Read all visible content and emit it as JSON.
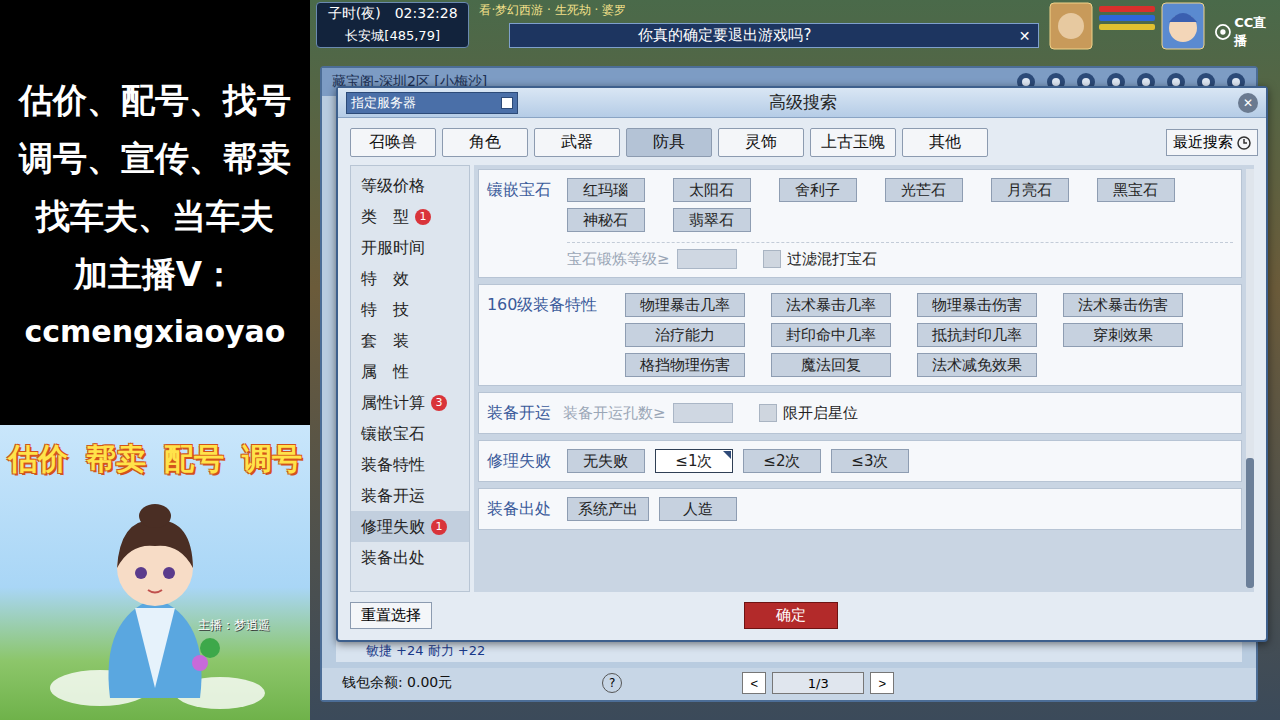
{
  "promo": {
    "lines": [
      "估价、配号、找号",
      "调号、宣传、帮卖",
      "找车夫、当车夫",
      "加主播V：",
      "ccmengxiaoyao"
    ]
  },
  "banner": {
    "slogans": [
      "估价",
      "帮卖",
      "配号",
      "调号"
    ],
    "host": "主播：梦逍遥"
  },
  "hud": {
    "period": "子时(夜)",
    "clock": "02:32:28",
    "location": "长安城[485,79]",
    "marquee": "看·梦幻西游 · 生死劫 · 婆罗",
    "stream_logo": "CC直播"
  },
  "alert": {
    "message": "你真的确定要退出游戏吗?",
    "close": "✕"
  },
  "window": {
    "title": "藏宝阁-深圳2区 [小梅沙]",
    "row_text": "敏捷 +24 耐力 +22",
    "wallet": "钱包余额: 0.00元",
    "help": "?",
    "prev": "<",
    "page": "1/3",
    "next": ">"
  },
  "dialog": {
    "server": "指定服务器",
    "title": "高级搜索",
    "close": "✕",
    "recent": "最近搜索",
    "tabs": [
      {
        "label": "召唤兽",
        "selected": false
      },
      {
        "label": "角色",
        "selected": false
      },
      {
        "label": "武器",
        "selected": false
      },
      {
        "label": "防具",
        "selected": true
      },
      {
        "label": "灵饰",
        "selected": false
      },
      {
        "label": "上古玉魄",
        "selected": false
      },
      {
        "label": "其他",
        "selected": false
      }
    ],
    "sidebar": [
      {
        "label": "等级价格",
        "badge": "",
        "selected": false
      },
      {
        "label": "类　型",
        "badge": "1",
        "selected": false
      },
      {
        "label": "开服时间",
        "badge": "",
        "selected": false
      },
      {
        "label": "特　效",
        "badge": "",
        "selected": false
      },
      {
        "label": "特　技",
        "badge": "",
        "selected": false
      },
      {
        "label": "套　装",
        "badge": "",
        "selected": false
      },
      {
        "label": "属　性",
        "badge": "",
        "selected": false
      },
      {
        "label": "属性计算",
        "badge": "3",
        "selected": false
      },
      {
        "label": "镶嵌宝石",
        "badge": "",
        "selected": false
      },
      {
        "label": "装备特性",
        "badge": "",
        "selected": false
      },
      {
        "label": "装备开运",
        "badge": "",
        "selected": false
      },
      {
        "label": "修理失败",
        "badge": "1",
        "selected": true
      },
      {
        "label": "装备出处",
        "badge": "",
        "selected": false
      }
    ],
    "sections": [
      {
        "kind": "gems",
        "label": "镶嵌宝石",
        "options": [
          {
            "label": "红玛瑙",
            "selected": false
          },
          {
            "label": "太阳石",
            "selected": false
          },
          {
            "label": "舍利子",
            "selected": false
          },
          {
            "label": "光芒石",
            "selected": false
          },
          {
            "label": "月亮石",
            "selected": false
          },
          {
            "label": "黑宝石",
            "selected": false
          },
          {
            "label": "神秘石",
            "selected": false
          },
          {
            "label": "翡翠石",
            "selected": false
          }
        ],
        "field_label": "宝石锻炼等级≥",
        "field_value": "",
        "filter": {
          "label": "过滤混打宝石",
          "checked": false
        }
      },
      {
        "kind": "features",
        "label": "160级装备特性",
        "options": [
          {
            "label": "物理暴击几率",
            "selected": false
          },
          {
            "label": "法术暴击几率",
            "selected": false
          },
          {
            "label": "物理暴击伤害",
            "selected": false
          },
          {
            "label": "法术暴击伤害",
            "selected": false
          },
          {
            "label": "治疗能力",
            "selected": false
          },
          {
            "label": "封印命中几率",
            "selected": false
          },
          {
            "label": "抵抗封印几率",
            "selected": false
          },
          {
            "label": "穿刺效果",
            "selected": false
          },
          {
            "label": "格挡物理伤害",
            "selected": false
          },
          {
            "label": "魔法回复",
            "selected": false
          },
          {
            "label": "法术减免效果",
            "selected": false
          }
        ]
      },
      {
        "kind": "opening",
        "label": "装备开运",
        "field_label": "装备开运孔数≥",
        "field_value": "",
        "filter": {
          "label": "限开启星位",
          "checked": false
        }
      },
      {
        "kind": "options",
        "label": "修理失败",
        "options": [
          {
            "label": "无失败",
            "selected": false
          },
          {
            "label": "≤1次",
            "selected": true
          },
          {
            "label": "≤2次",
            "selected": false
          },
          {
            "label": "≤3次",
            "selected": false
          }
        ]
      },
      {
        "kind": "options",
        "label": "装备出处",
        "options": [
          {
            "label": "系统产出",
            "selected": false
          },
          {
            "label": "人造",
            "selected": false
          }
        ]
      }
    ],
    "reset": "重置选择",
    "confirm": "确定"
  }
}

**OBJECTIVE:** Copy the material exactly. Do not include the pictures.

**WRITTEN SOLUTION:**
Read all visible content and emit it as JSON.
{
  "promo": {
    "lines": [
      "估价、配号、找号",
      "调号、宣传、帮卖",
      "找车夫、当车夫",
      "加主播V：",
      "ccmengxiaoyao"
    ]
  },
  "banner": {
    "slogans": [
      "估价",
      "帮卖",
      "配号",
      "调号"
    ],
    "host": "主播：梦逍遥"
  },
  "hud": {
    "period": "子时(夜)",
    "clock": "02:32:28",
    "location": "长安城[485,79]",
    "marquee": "看·梦幻西游 · 生死劫 · 婆罗",
    "stream_logo": "CC直播"
  },
  "alert": {
    "message": "你真的确定要退出游戏吗?",
    "close": "✕"
  },
  "window": {
    "title": "藏宝阁-深圳2区 [小梅沙]",
    "row_text": "敏捷 +24 耐力 +22",
    "wallet": "钱包余额: 0.00元",
    "help": "?",
    "prev": "<",
    "page": "1/3",
    "next": ">"
  },
  "dialog": {
    "server": "指定服务器",
    "title": "高级搜索",
    "close": "✕",
    "recent": "最近搜索",
    "tabs": [
      {
        "label": "召唤兽",
        "selected": false
      },
      {
        "label": "角色",
        "selected": false
      },
      {
        "label": "武器",
        "selected": false
      },
      {
        "label": "防具",
        "selected": true
      },
      {
        "label": "灵饰",
        "selected": false
      },
      {
        "label": "上古玉魄",
        "selected": false
      },
      {
        "label": "其他",
        "selected": false
      }
    ],
    "sidebar": [
      {
        "label": "等级价格",
        "badge": "",
        "selected": false
      },
      {
        "label": "类　型",
        "badge": "1",
        "selected": false
      },
      {
        "label": "开服时间",
        "badge": "",
        "selected": false
      },
      {
        "label": "特　效",
        "badge": "",
        "selected": false
      },
      {
        "label": "特　技",
        "badge": "",
        "selected": false
      },
      {
        "label": "套　装",
        "badge": "",
        "selected": false
      },
      {
        "label": "属　性",
        "badge": "",
        "selected": false
      },
      {
        "label": "属性计算",
        "badge": "3",
        "selected": false
      },
      {
        "label": "镶嵌宝石",
        "badge": "",
        "selected": false
      },
      {
        "label": "装备特性",
        "badge": "",
        "selected": false
      },
      {
        "label": "装备开运",
        "badge": "",
        "selected": false
      },
      {
        "label": "修理失败",
        "badge": "1",
        "selected": true
      },
      {
        "label": "装备出处",
        "badge": "",
        "selected": false
      }
    ],
    "sections": [
      {
        "kind": "gems",
        "label": "镶嵌宝石",
        "options": [
          {
            "label": "红玛瑙",
            "selected": false
          },
          {
            "label": "太阳石",
            "selected": false
          },
          {
            "label": "舍利子",
            "selected": false
          },
          {
            "label": "光芒石",
            "selected": false
          },
          {
            "label": "月亮石",
            "selected": false
          },
          {
            "label": "黑宝石",
            "selected": false
          },
          {
            "label": "神秘石",
            "selected": false
          },
          {
            "label": "翡翠石",
            "selected": false
          }
        ],
        "field_label": "宝石锻炼等级≥",
        "field_value": "",
        "filter": {
          "label": "过滤混打宝石",
          "checked": false
        }
      },
      {
        "kind": "features",
        "label": "160级装备特性",
        "options": [
          {
            "label": "物理暴击几率",
            "selected": false
          },
          {
            "label": "法术暴击几率",
            "selected": false
          },
          {
            "label": "物理暴击伤害",
            "selected": false
          },
          {
            "label": "法术暴击伤害",
            "selected": false
          },
          {
            "label": "治疗能力",
            "selected": false
          },
          {
            "label": "封印命中几率",
            "selected": false
          },
          {
            "label": "抵抗封印几率",
            "selected": false
          },
          {
            "label": "穿刺效果",
            "selected": false
          },
          {
            "label": "格挡物理伤害",
            "selected": false
          },
          {
            "label": "魔法回复",
            "selected": false
          },
          {
            "label": "法术减免效果",
            "selected": false
          }
        ]
      },
      {
        "kind": "opening",
        "label": "装备开运",
        "field_label": "装备开运孔数≥",
        "field_value": "",
        "filter": {
          "label": "限开启星位",
          "checked": false
        }
      },
      {
        "kind": "options",
        "label": "修理失败",
        "options": [
          {
            "label": "无失败",
            "selected": false
          },
          {
            "label": "≤1次",
            "selected": true
          },
          {
            "label": "≤2次",
            "selected": false
          },
          {
            "label": "≤3次",
            "selected": false
          }
        ]
      },
      {
        "kind": "options",
        "label": "装备出处",
        "options": [
          {
            "label": "系统产出",
            "selected": false
          },
          {
            "label": "人造",
            "selected": false
          }
        ]
      }
    ],
    "reset": "重置选择",
    "confirm": "确定"
  }
}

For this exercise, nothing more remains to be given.